— TASK —
Reproduce all of the listing below without alteration.

— DATA FOR THE TASK —
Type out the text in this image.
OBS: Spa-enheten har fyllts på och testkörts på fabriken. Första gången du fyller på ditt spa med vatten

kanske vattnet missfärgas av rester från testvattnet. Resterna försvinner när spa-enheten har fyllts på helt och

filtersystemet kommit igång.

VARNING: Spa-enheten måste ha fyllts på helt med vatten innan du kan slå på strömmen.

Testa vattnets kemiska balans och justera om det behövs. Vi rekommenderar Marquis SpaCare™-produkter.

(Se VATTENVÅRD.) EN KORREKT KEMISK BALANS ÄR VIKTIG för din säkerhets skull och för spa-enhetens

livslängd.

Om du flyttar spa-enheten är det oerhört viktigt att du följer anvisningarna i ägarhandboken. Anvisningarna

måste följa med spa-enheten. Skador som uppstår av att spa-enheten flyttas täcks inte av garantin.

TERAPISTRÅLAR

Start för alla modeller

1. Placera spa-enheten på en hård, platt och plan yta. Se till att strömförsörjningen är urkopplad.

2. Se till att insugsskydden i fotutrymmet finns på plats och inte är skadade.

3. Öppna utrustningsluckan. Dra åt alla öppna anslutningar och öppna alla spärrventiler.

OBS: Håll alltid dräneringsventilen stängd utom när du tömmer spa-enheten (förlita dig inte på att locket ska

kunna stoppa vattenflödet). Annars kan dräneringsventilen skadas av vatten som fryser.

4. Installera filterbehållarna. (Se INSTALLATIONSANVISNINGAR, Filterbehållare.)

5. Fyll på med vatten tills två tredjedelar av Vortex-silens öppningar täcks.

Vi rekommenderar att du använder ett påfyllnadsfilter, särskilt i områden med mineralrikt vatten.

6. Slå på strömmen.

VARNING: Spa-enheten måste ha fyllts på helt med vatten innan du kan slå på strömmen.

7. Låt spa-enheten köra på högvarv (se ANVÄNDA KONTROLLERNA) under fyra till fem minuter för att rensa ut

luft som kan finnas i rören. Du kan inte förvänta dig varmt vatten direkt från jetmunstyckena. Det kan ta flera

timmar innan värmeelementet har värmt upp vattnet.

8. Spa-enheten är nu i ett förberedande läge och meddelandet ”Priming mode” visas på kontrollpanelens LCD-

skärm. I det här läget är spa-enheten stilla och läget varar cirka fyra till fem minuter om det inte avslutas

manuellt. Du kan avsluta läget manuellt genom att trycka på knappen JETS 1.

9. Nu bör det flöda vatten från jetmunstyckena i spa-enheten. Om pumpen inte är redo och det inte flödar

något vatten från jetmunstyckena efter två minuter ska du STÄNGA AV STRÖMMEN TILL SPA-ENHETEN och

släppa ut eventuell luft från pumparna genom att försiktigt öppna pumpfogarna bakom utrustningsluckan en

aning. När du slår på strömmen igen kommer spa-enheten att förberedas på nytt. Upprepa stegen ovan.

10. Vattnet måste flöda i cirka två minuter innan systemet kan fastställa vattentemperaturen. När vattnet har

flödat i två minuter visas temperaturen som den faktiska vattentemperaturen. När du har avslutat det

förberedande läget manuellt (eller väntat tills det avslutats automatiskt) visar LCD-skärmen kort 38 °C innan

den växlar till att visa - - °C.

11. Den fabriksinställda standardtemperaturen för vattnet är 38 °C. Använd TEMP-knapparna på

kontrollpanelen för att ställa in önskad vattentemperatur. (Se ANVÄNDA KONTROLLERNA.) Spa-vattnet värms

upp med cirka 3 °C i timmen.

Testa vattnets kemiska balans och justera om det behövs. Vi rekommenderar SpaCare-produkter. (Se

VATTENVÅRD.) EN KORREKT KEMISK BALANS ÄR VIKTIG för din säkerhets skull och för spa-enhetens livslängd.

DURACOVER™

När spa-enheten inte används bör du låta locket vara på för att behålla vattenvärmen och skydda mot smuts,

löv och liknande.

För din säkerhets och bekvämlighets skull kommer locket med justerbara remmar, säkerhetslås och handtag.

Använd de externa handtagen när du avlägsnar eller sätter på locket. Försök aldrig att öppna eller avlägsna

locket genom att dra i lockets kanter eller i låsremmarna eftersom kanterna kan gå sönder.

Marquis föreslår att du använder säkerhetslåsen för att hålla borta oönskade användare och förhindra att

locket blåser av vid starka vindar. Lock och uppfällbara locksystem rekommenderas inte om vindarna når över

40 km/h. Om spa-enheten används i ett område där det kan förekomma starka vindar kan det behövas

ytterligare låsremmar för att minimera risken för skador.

— EXERCISE SOLUTION —
Type out the text in this image.
OBS: Spa-enheten har fyllts på och testkörts på fabriken. Första gången du fyller på ditt spa med vatten

kanske vattnet missfärgas av rester från testvattnet. Resterna försvinner när spa-enheten har fyllts på helt och

filtersystemet kommit igång.

VARNING: Spa-enheten måste ha fyllts på helt med vatten innan du kan slå på strömmen.

Testa vattnets kemiska balans och justera om det behövs. Vi rekommenderar Marquis SpaCare™-produkter.

(Se VATTENVÅRD.) EN KORREKT KEMISK BALANS ÄR VIKTIG för din säkerhets skull och för spa-enhetens

livslängd.

Om du flyttar spa-enheten är det oerhört viktigt att du följer anvisningarna i ägarhandboken. Anvisningarna

måste följa med spa-enheten. Skador som uppstår av att spa-enheten flyttas täcks inte av garantin.

TERAPISTRÅLAR

Start för alla modeller

1. Placera spa-enheten på en hård, platt och plan yta. Se till att strömförsörjningen är urkopplad.

2. Se till att insugsskydden i fotutrymmet finns på plats och inte är skadade.

3. Öppna utrustningsluckan. Dra åt alla öppna anslutningar och öppna alla spärrventiler.

OBS: Håll alltid dräneringsventilen stängd utom när du tömmer spa-enheten (förlita dig inte på att locket ska

kunna stoppa vattenflödet). Annars kan dräneringsventilen skadas av vatten som fryser.

4. Installera filterbehållarna. (Se INSTALLATIONSANVISNINGAR, Filterbehållare.)

5. Fyll på med vatten tills två tredjedelar av Vortex-silens öppningar täcks.

Vi rekommenderar att du använder ett påfyllnadsfilter, särskilt i områden med mineralrikt vatten.

6. Slå på strömmen.

VARNING: Spa-enheten måste ha fyllts på helt med vatten innan du kan slå på strömmen.

7. Låt spa-enheten köra på högvarv (se ANVÄNDA KONTROLLERNA) under fyra till fem minuter för att rensa ut

luft som kan finnas i rören. Du kan inte förvänta dig varmt vatten direkt från jetmunstyckena. Det kan ta flera

timmar innan värmeelementet har värmt upp vattnet.

8. Spa-enheten är nu i ett förberedande läge och meddelandet ”Priming mode” visas på kontrollpanelens LCD-

skärm. I det här läget är spa-enheten stilla och läget varar cirka fyra till fem minuter om det inte avslutas

manuellt. Du kan avsluta läget manuellt genom att trycka på knappen JETS 1.

9. Nu bör det flöda vatten från jetmunstyckena i spa-enheten. Om pumpen inte är redo och det inte flödar

något vatten från jetmunstyckena efter två minuter ska du STÄNGA AV STRÖMMEN TILL SPA-ENHETEN och

släppa ut eventuell luft från pumparna genom att försiktigt öppna pumpfogarna bakom utrustningsluckan en

aning. När du slår på strömmen igen kommer spa-enheten att förberedas på nytt. Upprepa stegen ovan.

10. Vattnet måste flöda i cirka två minuter innan systemet kan fastställa vattentemperaturen. När vattnet har

flödat i två minuter visas temperaturen som den faktiska vattentemperaturen. När du har avslutat det

förberedande läget manuellt (eller väntat tills det avslutats automatiskt) visar LCD-skärmen kort 38 °C innan

den växlar till att visa - - °C.

11. Den fabriksinställda standardtemperaturen för vattnet är 38 °C. Använd TEMP-knapparna på

kontrollpanelen för att ställa in önskad vattentemperatur. (Se ANVÄNDA KONTROLLERNA.) Spa-vattnet värms

upp med cirka 3 °C i timmen.

Testa vattnets kemiska balans och justera om det behövs. Vi rekommenderar SpaCare-produkter. (Se

VATTENVÅRD.) EN KORREKT KEMISK BALANS ÄR VIKTIG för din säkerhets skull och för spa-enhetens livslängd.

DURACOVER™

När spa-enheten inte används bör du låta locket vara på för att behålla vattenvärmen och skydda mot smuts,

löv och liknande.

För din säkerhets och bekvämlighets skull kommer locket med justerbara remmar, säkerhetslås och handtag.

Använd de externa handtagen när du avlägsnar eller sätter på locket. Försök aldrig att öppna eller avlägsna

locket genom att dra i lockets kanter eller i låsremmarna eftersom kanterna kan gå sönder.

Marquis föreslår att du använder säkerhetslåsen för att hålla borta oönskade användare och förhindra att

locket blåser av vid starka vindar. Lock och uppfällbara locksystem rekommenderas inte om vindarna når över

40 km/h. Om spa-enheten används i ett område där det kan förekomma starka vindar kan det behövas

ytterligare låsremmar för att minimera risken för skador.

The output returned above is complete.